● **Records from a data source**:
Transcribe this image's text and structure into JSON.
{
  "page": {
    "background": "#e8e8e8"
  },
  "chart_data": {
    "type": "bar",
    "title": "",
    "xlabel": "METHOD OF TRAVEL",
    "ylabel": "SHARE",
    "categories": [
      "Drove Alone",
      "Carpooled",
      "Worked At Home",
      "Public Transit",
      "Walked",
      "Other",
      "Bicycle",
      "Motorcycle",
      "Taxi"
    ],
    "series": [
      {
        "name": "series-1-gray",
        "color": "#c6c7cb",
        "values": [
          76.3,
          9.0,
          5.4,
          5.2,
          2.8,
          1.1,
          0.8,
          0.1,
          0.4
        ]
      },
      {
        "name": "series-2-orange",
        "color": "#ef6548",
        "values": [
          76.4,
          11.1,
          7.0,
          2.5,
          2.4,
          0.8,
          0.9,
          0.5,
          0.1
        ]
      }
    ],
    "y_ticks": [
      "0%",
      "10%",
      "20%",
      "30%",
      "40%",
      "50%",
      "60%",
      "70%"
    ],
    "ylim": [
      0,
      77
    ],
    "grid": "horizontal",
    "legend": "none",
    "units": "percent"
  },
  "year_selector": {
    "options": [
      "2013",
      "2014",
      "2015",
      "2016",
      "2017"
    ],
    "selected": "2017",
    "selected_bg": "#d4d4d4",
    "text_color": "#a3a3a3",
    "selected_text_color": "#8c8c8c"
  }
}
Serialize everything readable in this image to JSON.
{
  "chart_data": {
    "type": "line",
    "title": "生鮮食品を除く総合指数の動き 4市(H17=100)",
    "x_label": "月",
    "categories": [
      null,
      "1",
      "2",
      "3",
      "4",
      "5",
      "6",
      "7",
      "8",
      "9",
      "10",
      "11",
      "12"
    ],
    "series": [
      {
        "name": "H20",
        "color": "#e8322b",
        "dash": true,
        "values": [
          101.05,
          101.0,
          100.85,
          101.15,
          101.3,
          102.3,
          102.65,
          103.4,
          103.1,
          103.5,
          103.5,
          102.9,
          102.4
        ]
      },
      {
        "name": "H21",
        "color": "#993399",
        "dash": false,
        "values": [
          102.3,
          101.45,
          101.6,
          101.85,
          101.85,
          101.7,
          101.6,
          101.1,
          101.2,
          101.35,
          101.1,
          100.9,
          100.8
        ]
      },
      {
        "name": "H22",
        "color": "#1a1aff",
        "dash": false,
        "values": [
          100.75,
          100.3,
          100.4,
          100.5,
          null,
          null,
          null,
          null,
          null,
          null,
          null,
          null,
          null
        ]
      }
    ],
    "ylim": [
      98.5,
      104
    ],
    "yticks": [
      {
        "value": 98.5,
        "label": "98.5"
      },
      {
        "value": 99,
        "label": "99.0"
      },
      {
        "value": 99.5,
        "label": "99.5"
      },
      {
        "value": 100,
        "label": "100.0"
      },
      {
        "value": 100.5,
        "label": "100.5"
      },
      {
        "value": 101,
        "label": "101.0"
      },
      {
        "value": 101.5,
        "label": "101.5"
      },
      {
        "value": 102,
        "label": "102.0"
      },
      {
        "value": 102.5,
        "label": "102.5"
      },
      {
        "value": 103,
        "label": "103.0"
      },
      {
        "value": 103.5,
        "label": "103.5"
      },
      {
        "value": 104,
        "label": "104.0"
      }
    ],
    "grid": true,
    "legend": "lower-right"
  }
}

● **TASK BRIEF**:
For each line of the listing that holds the word "series", show that line.

● **THE SOLUTION**:
    "series": [
        "name": "series-1-gray",
        "name": "series-2-orange",
    "series": [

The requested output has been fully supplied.